--- Entries ---

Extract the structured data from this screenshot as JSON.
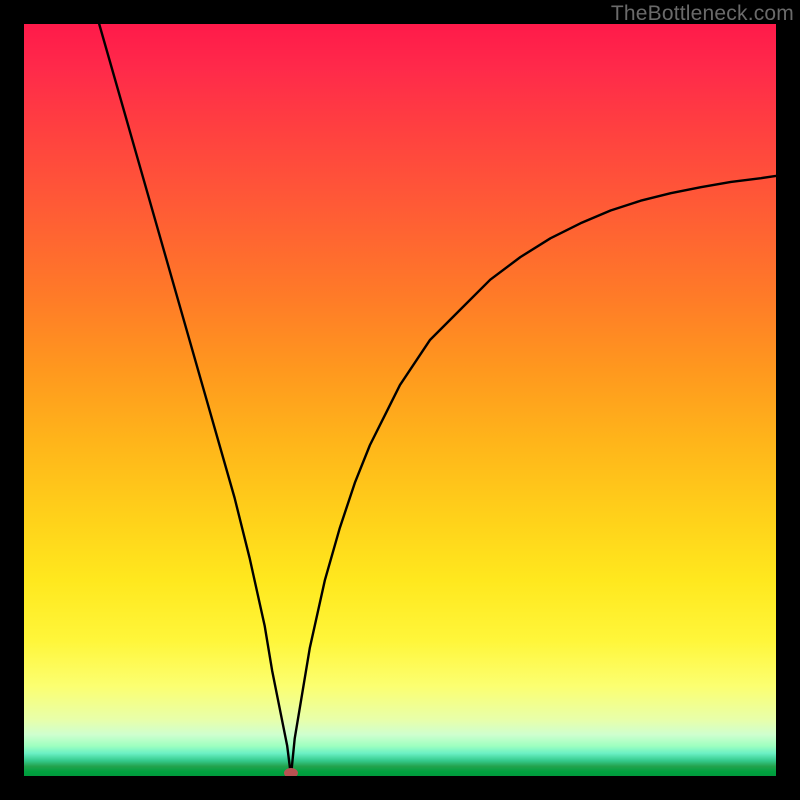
{
  "watermark": "TheBottleneck.com",
  "chart_data": {
    "type": "line",
    "title": "",
    "xlabel": "",
    "ylabel": "",
    "x_range": [
      0,
      100
    ],
    "y_range": [
      0,
      100
    ],
    "marker": {
      "x": 35.5,
      "y": 0
    },
    "series": [
      {
        "name": "curve",
        "x": [
          10,
          12,
          14,
          16,
          18,
          20,
          22,
          24,
          26,
          28,
          30,
          32,
          33,
          34,
          35,
          35.5,
          36,
          37,
          38,
          40,
          42,
          44,
          46,
          48,
          50,
          54,
          58,
          62,
          66,
          70,
          74,
          78,
          82,
          86,
          90,
          94,
          98,
          100
        ],
        "y": [
          100,
          93,
          86,
          79,
          72,
          65,
          58,
          51,
          44,
          37,
          29,
          20,
          14,
          9,
          4,
          0,
          5,
          11,
          17,
          26,
          33,
          39,
          44,
          48,
          52,
          58,
          62,
          66,
          69,
          71.5,
          73.5,
          75.2,
          76.5,
          77.5,
          78.3,
          79,
          79.5,
          79.8
        ]
      }
    ]
  }
}
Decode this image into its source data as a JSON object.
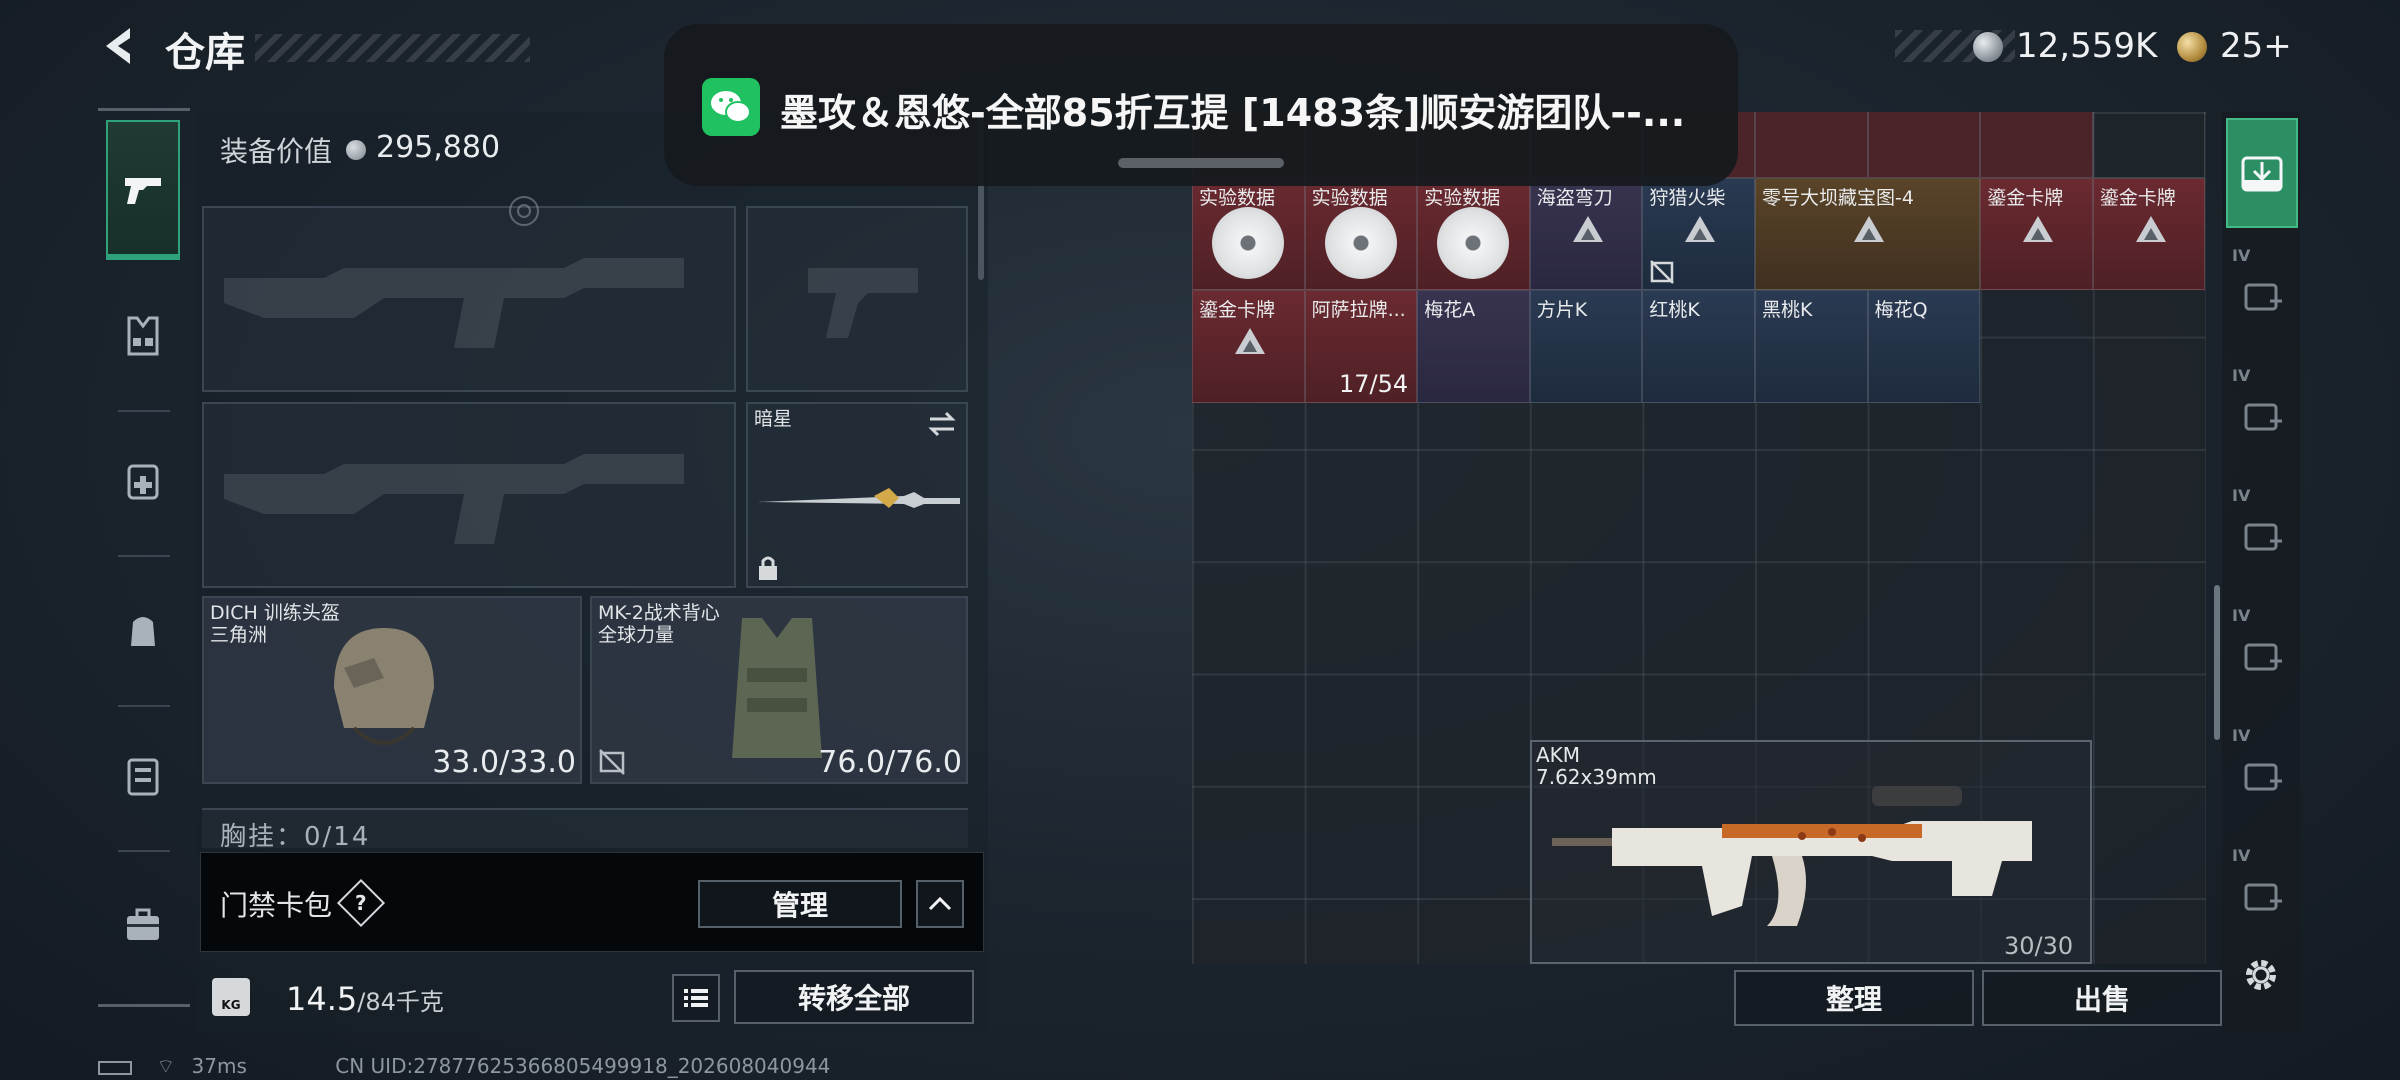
{
  "header": {
    "title": "仓库",
    "currency_main": "12,559K",
    "currency_premium": "25+"
  },
  "loadout": {
    "equipment_value_label": "装备价值",
    "equipment_value": "295,880",
    "melee_slot_label": "暗星",
    "helmet": {
      "name": "DICH 训练头盔",
      "faction": "三角洲",
      "durability": "33.0/33.0"
    },
    "vest": {
      "name": "MK-2战术背心",
      "faction": "全球力量",
      "durability": "76.0/76.0"
    },
    "chest_rig_label": "胸挂：0/14",
    "keycard_label": "门禁卡包",
    "help_glyph": "?",
    "manage_button": "管理",
    "weight_value": "14.5",
    "weight_capacity": "/84千克",
    "weight_icon_text": "KG",
    "transfer_all_button": "转移全部"
  },
  "status": {
    "ping": "37ms",
    "uid": "CN UID:2787762536680549991​8_202608040944"
  },
  "notification": {
    "app": "wechat-icon",
    "text": "墨攻＆恩悠-全部85折互提  [1483条]顺安游团队--..."
  },
  "storage": {
    "row1": [
      {
        "label": "实验数据",
        "kind": "disc",
        "rarity": "red"
      },
      {
        "label": "实验数据",
        "kind": "disc",
        "rarity": "red"
      },
      {
        "label": "实验数据",
        "kind": "disc",
        "rarity": "red"
      },
      {
        "label": "海盗弯刀",
        "kind": "tri",
        "rarity": "purple"
      },
      {
        "label": "狩猎火柴",
        "kind": "tri",
        "rarity": "blue"
      },
      {
        "label": "零号大坝藏宝图-4",
        "kind": "tri",
        "rarity": "gold"
      },
      {
        "label": "鎏金卡牌",
        "kind": "tri",
        "rarity": "red"
      },
      {
        "label": "鎏金卡牌",
        "kind": "tri",
        "rarity": "red"
      }
    ],
    "row2": [
      {
        "label": "鎏金卡牌",
        "kind": "tri",
        "rarity": "red"
      },
      {
        "label": "阿萨拉牌...",
        "kind": "none",
        "rarity": "red",
        "count": "17/54"
      },
      {
        "label": "梅花A",
        "kind": "none",
        "rarity": "purple"
      },
      {
        "label": "方片K",
        "kind": "none",
        "rarity": "blue"
      },
      {
        "label": "红桃K",
        "kind": "none",
        "rarity": "blue"
      },
      {
        "label": "黑桃K",
        "kind": "none",
        "rarity": "blue"
      },
      {
        "label": "梅花Q",
        "kind": "none",
        "rarity": "blue"
      }
    ],
    "weapon": {
      "name": "AKM",
      "caliber": "7.62x39mm",
      "ammo": "30/30"
    },
    "sort_button": "整理",
    "sell_button": "出售"
  },
  "right_rail": {
    "items": [
      "IV",
      "IV",
      "IV",
      "IV",
      "IV",
      "IV"
    ]
  },
  "colors": {
    "accent_green": "#2ea27a",
    "rarity_red": "#6a2a30",
    "rarity_gold": "#5a4428",
    "rarity_blue": "#2a3a52",
    "rarity_purple": "#383450"
  }
}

--- Aim of the exercise ---
Reproduce every record word for word. The copy must contain no pictures.

--- Task response ---
Extract the structured data from this screenshot as JSON.
{
  "watermark": "TheBottleneck.com",
  "chart_data": {
    "type": "line",
    "title": "",
    "xlabel": "",
    "ylabel": "",
    "x_range": [
      0,
      100
    ],
    "y_range": [
      0,
      100
    ],
    "marker": {
      "x": 35.5,
      "y": 0
    },
    "series": [
      {
        "name": "curve",
        "x": [
          10,
          12,
          14,
          16,
          18,
          20,
          22,
          24,
          26,
          28,
          30,
          32,
          33,
          34,
          35,
          35.5,
          36,
          37,
          38,
          40,
          42,
          44,
          46,
          48,
          50,
          54,
          58,
          62,
          66,
          70,
          74,
          78,
          82,
          86,
          90,
          94,
          98,
          100
        ],
        "y": [
          100,
          93,
          86,
          79,
          72,
          65,
          58,
          51,
          44,
          37,
          29,
          20,
          14,
          9,
          4,
          0,
          5,
          11,
          17,
          26,
          33,
          39,
          44,
          48,
          52,
          58,
          62,
          66,
          69,
          71.5,
          73.5,
          75.2,
          76.5,
          77.5,
          78.3,
          79,
          79.5,
          79.8
        ]
      }
    ]
  }
}
Decode this image into its source data as a JSON object.
{
  "header": {
    "title": "仓库",
    "currency_main": "12,559K",
    "currency_premium": "25+"
  },
  "loadout": {
    "equipment_value_label": "装备价值",
    "equipment_value": "295,880",
    "melee_slot_label": "暗星",
    "helmet": {
      "name": "DICH 训练头盔",
      "faction": "三角洲",
      "durability": "33.0/33.0"
    },
    "vest": {
      "name": "MK-2战术背心",
      "faction": "全球力量",
      "durability": "76.0/76.0"
    },
    "chest_rig_label": "胸挂：0/14",
    "keycard_label": "门禁卡包",
    "help_glyph": "?",
    "manage_button": "管理",
    "weight_value": "14.5",
    "weight_capacity": "/84千克",
    "weight_icon_text": "KG",
    "transfer_all_button": "转移全部"
  },
  "status": {
    "ping": "37ms",
    "uid": "CN UID:2787762536680549991​8_202608040944"
  },
  "notification": {
    "app": "wechat-icon",
    "text": "墨攻＆恩悠-全部85折互提  [1483条]顺安游团队--..."
  },
  "storage": {
    "row1": [
      {
        "label": "实验数据",
        "kind": "disc",
        "rarity": "red"
      },
      {
        "label": "实验数据",
        "kind": "disc",
        "rarity": "red"
      },
      {
        "label": "实验数据",
        "kind": "disc",
        "rarity": "red"
      },
      {
        "label": "海盗弯刀",
        "kind": "tri",
        "rarity": "purple"
      },
      {
        "label": "狩猎火柴",
        "kind": "tri",
        "rarity": "blue"
      },
      {
        "label": "零号大坝藏宝图-4",
        "kind": "tri",
        "rarity": "gold"
      },
      {
        "label": "鎏金卡牌",
        "kind": "tri",
        "rarity": "red"
      },
      {
        "label": "鎏金卡牌",
        "kind": "tri",
        "rarity": "red"
      }
    ],
    "row2": [
      {
        "label": "鎏金卡牌",
        "kind": "tri",
        "rarity": "red"
      },
      {
        "label": "阿萨拉牌...",
        "kind": "none",
        "rarity": "red",
        "count": "17/54"
      },
      {
        "label": "梅花A",
        "kind": "none",
        "rarity": "purple"
      },
      {
        "label": "方片K",
        "kind": "none",
        "rarity": "blue"
      },
      {
        "label": "红桃K",
        "kind": "none",
        "rarity": "blue"
      },
      {
        "label": "黑桃K",
        "kind": "none",
        "rarity": "blue"
      },
      {
        "label": "梅花Q",
        "kind": "none",
        "rarity": "blue"
      }
    ],
    "weapon": {
      "name": "AKM",
      "caliber": "7.62x39mm",
      "ammo": "30/30"
    },
    "sort_button": "整理",
    "sell_button": "出售"
  },
  "right_rail": {
    "items": [
      "IV",
      "IV",
      "IV",
      "IV",
      "IV",
      "IV"
    ]
  },
  "colors": {
    "accent_green": "#2ea27a",
    "rarity_red": "#6a2a30",
    "rarity_gold": "#5a4428",
    "rarity_blue": "#2a3a52",
    "rarity_purple": "#383450"
  }
}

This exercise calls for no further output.